* **Brief 1**
In the rows, switch "chevron-down-icon" to "arrow-down-icon" on the lines from the line with "441, 839, 481]" to the line with "458, 827, 465]". Reproduce only those lines, changing nothing else.

— Start of Source document —

Before the Authority:  Colleen Duffy Kiko, Chairman, and Ernest DuBester and James T. Abbott, Members

(Member Abbott dissenting)


  1. Statement of the Case


                These cases are before the Authority on negotiability appeals filed by the Union under § 7105(a)(2)(E) of the Federal Service Labor-Management Relations Statute (the Statute).  The appeals each involve the negotiability of one proposal.  Under the circumstances, the Authority finds it appropriate to consolidate these cases in the interest of expeditious processing.[1] 


  1. Background


The dispute in this case arose during the parties’ negotiations over a successor term agreement.  The first proposal at issue concerns fitness for duty examinations (Article 19).  The second proposal concerns official time (Article 48).


On October 22, 2019, the Union requested that the Agency provide it with a written allegation of nonnegotiability for Article 19.  And on October 24, 2019, the Union requested a written allegation of nonnegotiability for Article 48.  When the Agency did not respond within ten days, the Union filed petitions for review on November 22, 2019.  The Authority docketed the petition concerning Article 19 as 0‑NG‑3464 and the petition concerning Article 48 as 0-NG-3465. 


On January 8, 2020, the Agency filed a    “Motion for Leave to File an Additional Submission” (motion for leave) along with a “Motion to Expedite and Dismiss” (motion to dismiss) in each case.[2]  In both motions for leave, the Agency asserts that     “extraordinary circumstances” warrant consideration of its motion to dismiss because the Agency “never made any allegation, contention, statement, nor have they taken the position that the relevant proposal is nonnegotiable nor that it is permissively negotiable.”[3]  The Agency further alleges that the submissions                     “identified in 5 C.F.R. Part 2424” will not provide an adequate opportunity to address the issue.[4]


The Agency filed a timely statement of position in each case, asserting that it had not declared either proposal nonnegotiable.  The Union filed a response in each case.  In its response for 0-NG-3465, the Union attached, as evidence of a written allegation, correspondence from Agency representatives to the Union regarding the implementation of three        Executive Orders.[5]  The Agency did not file a reply to the Union’s response in either case.


Subsequently, the Authority’s Office of Case Intake and Publication (CIP) issued an order in each case directing the Union to show cause why its petitions should not be dismissed because it appeared there was no negotiability dispute.  CIP also directed the Union to provide evidence of a pending grievance that might be “directly related” to its petition.[6] 


The Union filed timely responses to the orders (SCO responses), which are substantively identical.  In its SCO responses, the Union alleges that the Agency stated during negotiations that the proposals were nonnegotiable.  It also claims that the Agency’s failure to respond to the Union’s requests for a written allegation constituted a “constructive allegation of nonnegotiability.”[7]  The Union did not provide any evidence of a written allegation of nonnegotiability in either case.


The Union also asserts that its two pending grievances are not directly related to its petitions.  On this point, the Union states that a December 11, 2019    national grievance concerns only the Agency’s repudiation of ground rules and failure to respond to requests for information.[8]  Regarding a December 10, 2019 national grievance, the Union explains that the grievance addresses unilateral implementation of three Executive Orders at midterm, whereas the petition concerns a successor-term proposal.[9] 


III.          Analysis and Conclusion:  The Union’s petitions do not satisfy the conditions governing review of negotiability issues.

— End of Source document —
— Start of Material —

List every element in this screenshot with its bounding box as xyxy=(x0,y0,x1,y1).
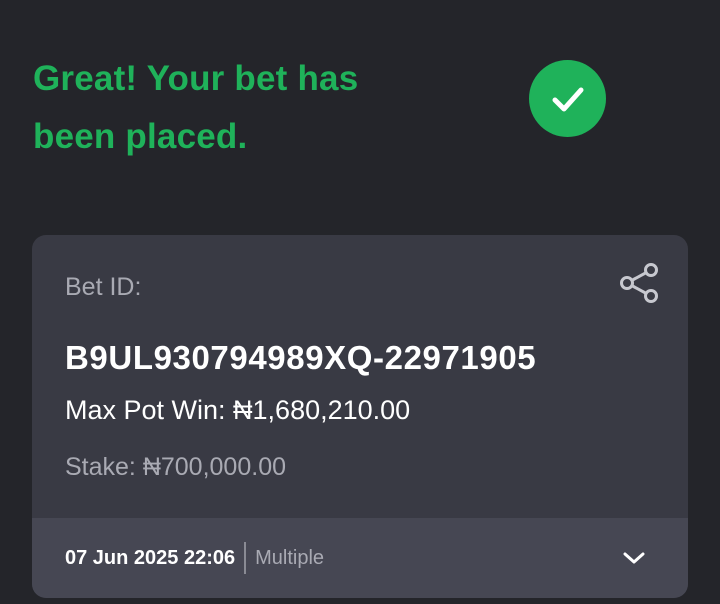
max-pot-win: Max Pot Win: ₦1,680,210.00 xyxy=(65,395,411,425)
share-icon xyxy=(620,263,658,303)
bet-card: Bet ID: B9UL930794989XQ-22971905 Max Pot… xyxy=(32,235,688,598)
expand-button[interactable] xyxy=(614,538,654,578)
share-button[interactable] xyxy=(615,259,663,307)
headline-line-2: been placed. xyxy=(33,117,248,156)
chevron-down-icon xyxy=(623,552,645,564)
footer-divider xyxy=(244,542,247,574)
bet-type: Multiple xyxy=(255,546,325,569)
confirmation-headline: Great! Your bet has been placed. xyxy=(33,50,453,166)
bet-id-value: B9UL930794989XQ-22971905 xyxy=(65,339,537,376)
stake-amount: Stake: ₦700,000.00 xyxy=(65,453,286,481)
bet-id-label: Bet ID: xyxy=(65,273,142,301)
headline-line-1: Great! Your bet has xyxy=(33,59,359,98)
bet-card-footer[interactable]: 07 Jun 2025 22:06 Multiple xyxy=(32,518,688,598)
check-circle-icon xyxy=(529,60,606,137)
bet-date: 07 Jun 2025 22:06 xyxy=(65,546,236,569)
bet-confirmation-screen: Great! Your bet has been placed. Bet ID:… xyxy=(0,0,720,604)
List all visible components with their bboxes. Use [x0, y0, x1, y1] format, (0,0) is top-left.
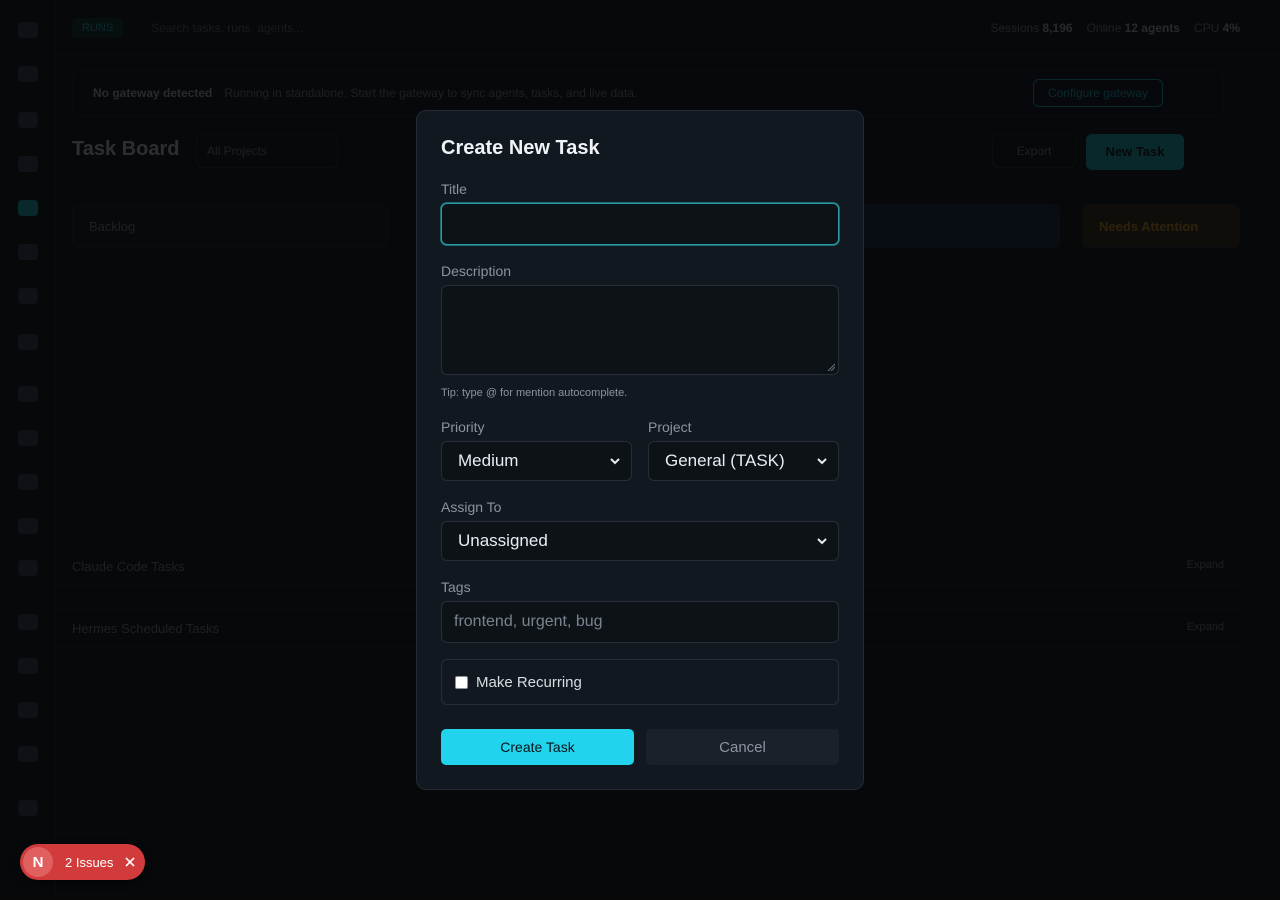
project-select[interactable]: General (TASK)	[648, 441, 839, 481]
recurring-row[interactable]: Make Recurring	[441, 659, 839, 705]
assign-select[interactable]: Unassigned	[441, 521, 839, 561]
recurring-checkbox[interactable]	[455, 675, 468, 689]
title-input[interactable]	[441, 203, 839, 245]
priority-value: Medium	[458, 451, 519, 470]
description-textarea[interactable]	[441, 285, 839, 375]
chevron-down-icon	[610, 458, 620, 465]
chevron-down-icon	[817, 458, 827, 465]
assign-value: Unassigned	[458, 531, 548, 550]
project-label: Project	[648, 419, 692, 435]
resize-grip-icon[interactable]	[827, 363, 835, 371]
dev-tools-logo[interactable]: N	[23, 847, 53, 877]
priority-label: Priority	[441, 419, 485, 435]
cancel-button[interactable]: Cancel	[646, 729, 839, 765]
tags-label: Tags	[441, 579, 471, 595]
title-label: Title	[441, 181, 467, 197]
tags-input[interactable]: frontend, urgent, bug	[441, 601, 839, 643]
project-value: General (TASK)	[665, 451, 785, 470]
create-task-button[interactable]: Create Task	[441, 729, 634, 765]
chevron-down-icon	[817, 538, 827, 545]
issues-count[interactable]: 2 Issues	[65, 855, 113, 870]
close-icon[interactable]	[125, 857, 135, 867]
assign-label: Assign To	[441, 499, 502, 515]
issues-badge[interactable]: N 2 Issues	[20, 844, 145, 880]
tags-placeholder: frontend, urgent, bug	[454, 613, 603, 630]
modal-title: Create New Task	[441, 137, 600, 159]
recurring-label[interactable]: Make Recurring	[476, 674, 582, 691]
create-task-modal: Create New Task Title Description Tip: t…	[416, 110, 864, 790]
priority-select[interactable]: Medium	[441, 441, 632, 481]
description-label: Description	[441, 263, 512, 279]
mention-tip: Tip: type @ for mention autocomplete.	[441, 387, 628, 399]
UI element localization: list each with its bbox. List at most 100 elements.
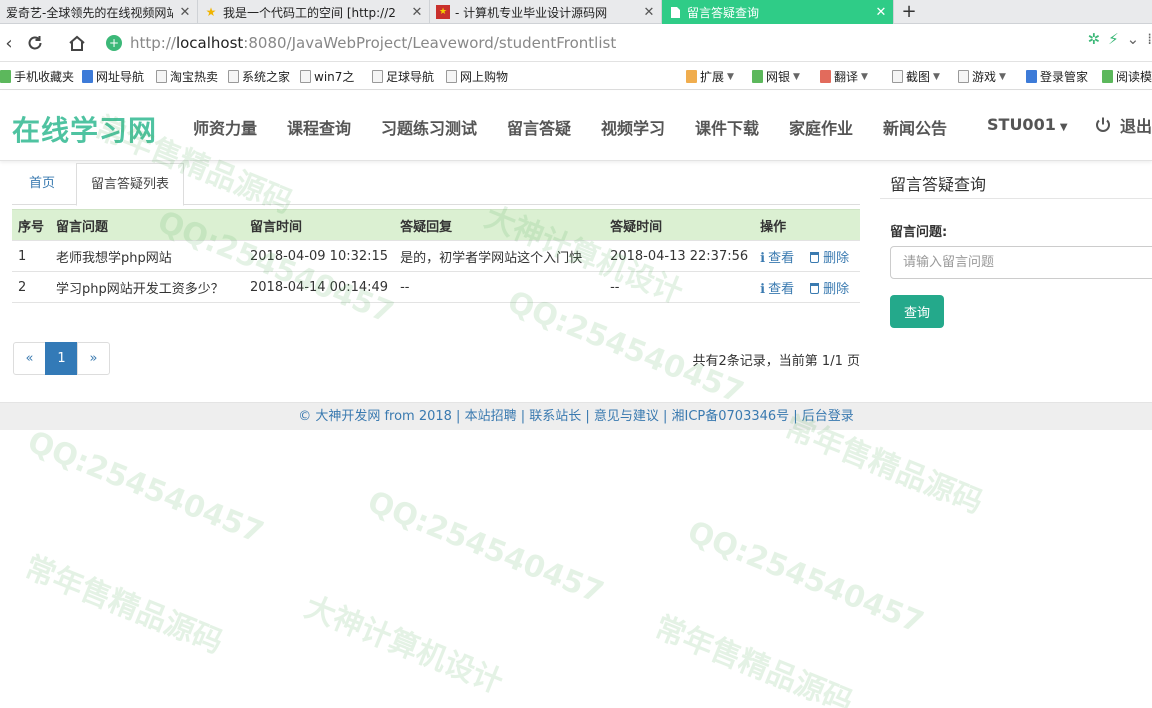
toolbar-bank[interactable]: 网银 ▼ xyxy=(752,68,800,85)
extension-icon[interactable]: ✲ xyxy=(1088,30,1101,48)
column-header: 留言问题 xyxy=(50,209,244,241)
toolbar-reader[interactable]: 阅读模 xyxy=(1102,68,1152,85)
table-header-row: 序号 留言问题 留言时间 答疑回复 答疑时间 操作 xyxy=(12,209,860,241)
message-table: 序号 留言问题 留言时间 答疑回复 答疑时间 操作 1 老师我想学php网站 2… xyxy=(12,209,860,303)
power-icon xyxy=(1096,117,1110,132)
view-link[interactable]: ℹ 查看 xyxy=(760,251,794,266)
nav-news[interactable]: 新闻公告 xyxy=(883,115,947,139)
delete-link[interactable]: 删除 xyxy=(810,282,849,297)
address-tools: ✲ ⚡ ⌄ ⁞ xyxy=(1088,30,1152,48)
bookmark-item[interactable]: 网上购物 xyxy=(446,68,508,85)
toolbar-translate[interactable]: 翻译 ▼ xyxy=(820,68,868,85)
bookmark-item[interactable]: 手机收藏夹 xyxy=(0,68,74,85)
gamepad-icon xyxy=(958,70,969,83)
url-host: localhost xyxy=(175,34,244,52)
record-summary: 共有2条记录，当前第 1/1 页 xyxy=(692,354,860,369)
back-icon[interactable]: ‹ xyxy=(0,30,22,56)
column-header: 操作 xyxy=(754,209,860,241)
nav-homework[interactable]: 家庭作业 xyxy=(789,115,853,139)
nav-teachers[interactable]: 师资力量 xyxy=(193,115,257,139)
address-bar[interactable]: + http://localhost:8080/JavaWebProject/L… xyxy=(106,29,1106,57)
bookmark-item[interactable]: win7之 xyxy=(300,68,354,85)
tab-title: 我是一个代码工的空间 [http://2 xyxy=(223,5,396,20)
url-path: :8080/JavaWebProject/Leaveword/studentFr… xyxy=(243,34,617,52)
page-icon xyxy=(668,5,682,19)
browser-tab-space[interactable]: ★ 我是一个代码工的空间 [http://2 ✕ xyxy=(198,0,430,24)
toolbar-game[interactable]: 游戏 ▼ xyxy=(958,68,1006,85)
nav-exercises[interactable]: 习题练习测试 xyxy=(381,115,477,139)
nav-courses[interactable]: 课程查询 xyxy=(287,115,351,139)
tab-home[interactable]: 首页 xyxy=(15,163,69,205)
browser-tab-active[interactable]: 留言答疑查询 ✕ xyxy=(662,0,894,24)
shield-icon: + xyxy=(106,35,122,51)
key-icon xyxy=(1026,70,1037,83)
logout-label: 退出 xyxy=(1120,117,1152,136)
toolbar-screenshot[interactable]: 截图 ▼ xyxy=(892,68,940,85)
watermark-text: QQ:254540457 xyxy=(22,424,269,551)
home-icon[interactable] xyxy=(64,30,90,56)
user-dropdown[interactable]: STU001 ▼ xyxy=(987,115,1068,134)
column-header: 留言时间 xyxy=(244,209,395,241)
page-icon xyxy=(372,70,383,83)
bookmark-item[interactable]: 网址导航 xyxy=(82,68,144,85)
nav-downloads[interactable]: 课件下载 xyxy=(695,115,759,139)
pager-prev-button[interactable]: « xyxy=(13,342,46,375)
view-link[interactable]: ℹ 查看 xyxy=(760,282,794,297)
browser-tab-iqiyi[interactable]: 爱奇艺-全球领先的在线视频网站 ✕ xyxy=(0,0,198,24)
toolbar-login-manager[interactable]: 登录管家 xyxy=(1026,68,1088,85)
trash-icon xyxy=(810,251,820,263)
browser-nav-bar: ‹ + http://localhost:8080/JavaWebProject… xyxy=(0,24,1152,62)
cell-no: 1 xyxy=(12,240,50,272)
lightning-icon[interactable]: ⚡ xyxy=(1108,30,1119,48)
book-icon xyxy=(1102,70,1113,83)
url-scheme: http:// xyxy=(130,34,176,52)
browser-tab-source[interactable]: ★ - 计算机专业毕业设计源码网 ✕ xyxy=(430,0,662,24)
question-search-input[interactable] xyxy=(890,246,1152,279)
tab-title: 爱奇艺-全球领先的在线视频网站 xyxy=(6,5,173,20)
site-footer[interactable]: © 大神开发网 from 2018 | 本站招聘 | 联系站长 | 意见与建议 … xyxy=(0,402,1152,430)
logout-link[interactable]: 退出 xyxy=(1094,113,1152,137)
page-icon xyxy=(446,70,457,83)
close-icon[interactable]: ✕ xyxy=(874,5,888,20)
column-header: 序号 xyxy=(12,209,50,241)
watermark-text: 常年售精品源码 xyxy=(649,609,858,708)
menu-icon[interactable]: ⁞ xyxy=(1147,30,1152,48)
site-logo[interactable]: 在线学习网 xyxy=(12,109,157,149)
close-icon[interactable]: ✕ xyxy=(178,5,192,20)
sidebar-divider xyxy=(880,198,1152,199)
search-button[interactable]: 查询 xyxy=(890,295,944,328)
close-icon[interactable]: ✕ xyxy=(642,5,656,20)
tab-message-list[interactable]: 留言答疑列表 xyxy=(76,163,185,206)
watermark-text: QQ:254540457 xyxy=(362,484,609,611)
bookmark-item[interactable]: 系统之家 xyxy=(228,68,290,85)
nav-messages[interactable]: 留言答疑 xyxy=(507,115,571,139)
bookmark-item[interactable]: 淘宝热卖 xyxy=(156,68,218,85)
info-icon: ℹ xyxy=(760,250,766,266)
pager-next-button[interactable]: » xyxy=(77,342,110,375)
toolbar-extend[interactable]: 扩展 ▼ xyxy=(686,68,734,85)
delete-link[interactable]: 删除 xyxy=(810,251,849,266)
chevron-down-icon: ▼ xyxy=(999,71,1006,82)
chevron-down-icon: ▼ xyxy=(727,71,734,82)
bookmark-item[interactable]: 足球导航 xyxy=(372,68,434,85)
cell-reply-time: -- xyxy=(604,271,755,303)
caret-down-icon: ▼ xyxy=(1059,122,1068,133)
chevron-down-icon[interactable]: ⌄ xyxy=(1127,30,1140,48)
watermark-text: 大神计算机设计 xyxy=(299,589,508,701)
grid-icon xyxy=(686,70,697,83)
sidebar-title: 留言答疑查询 xyxy=(890,175,987,194)
nav-videos[interactable]: 视频学习 xyxy=(601,115,665,139)
new-tab-button[interactable]: + xyxy=(898,0,920,24)
page-icon xyxy=(82,70,93,83)
watermark-text: QQ:254540457 xyxy=(682,514,929,641)
tab-title: 留言答疑查询 xyxy=(687,5,760,20)
reload-icon[interactable] xyxy=(22,30,48,56)
site-header: 在线学习网 师资力量 课程查询 习题练习测试 留言答疑 视频学习 课件下载 家庭… xyxy=(0,91,1152,161)
watermark-text: QQ:254540457 xyxy=(502,284,749,411)
cell-question: 老师我想学php网站 xyxy=(50,240,244,272)
pager-page-1[interactable]: 1 xyxy=(45,342,78,375)
site-favicon-icon: ★ xyxy=(436,5,450,19)
info-icon: ℹ xyxy=(760,281,766,297)
column-header: 答疑回复 xyxy=(394,209,605,241)
close-icon[interactable]: ✕ xyxy=(410,5,424,20)
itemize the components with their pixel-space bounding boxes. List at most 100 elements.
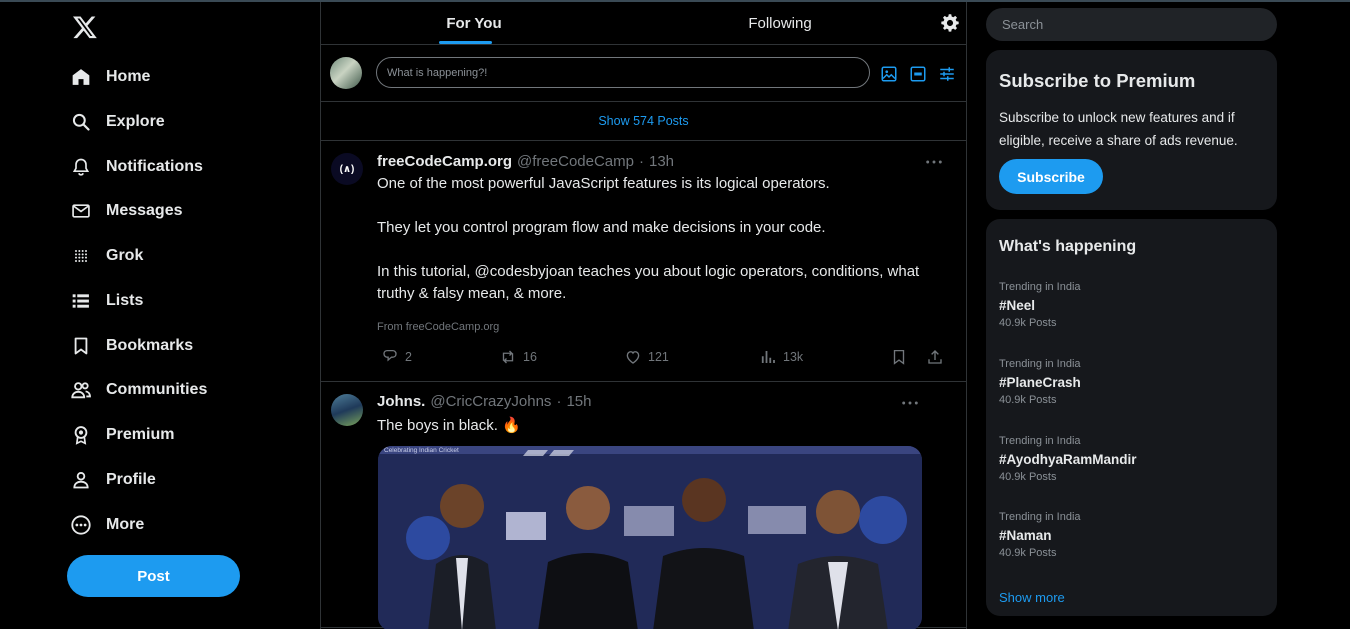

— End of Material —

* **Brief 2**
Write out, word for word, the passage of the negotiability decision from "1. Background" to "official time (Article 48).".

* **Correct output 1**
project-select[interactable]: General (TASK)	[648, 441, 839, 481]
recurring-row[interactable]: Make Recurring	[441, 659, 839, 705]
assign-select[interactable]: Unassigned	[441, 521, 839, 561]
recurring-checkbox[interactable]	[455, 675, 468, 689]
title-input[interactable]	[441, 203, 839, 245]
priority-value: Medium	[458, 451, 519, 470]
description-textarea[interactable]	[441, 285, 839, 375]
arrow-down-icon	[610, 458, 620, 465]
arrow-down-icon	[817, 458, 827, 465]

* **Correct output 2**
1. Background


The dispute in this case arose during the parties’ negotiations over a successor term agreement.  The first proposal at issue concerns fitness for duty examinations (Article 19).  The second proposal concerns official time (Article 48).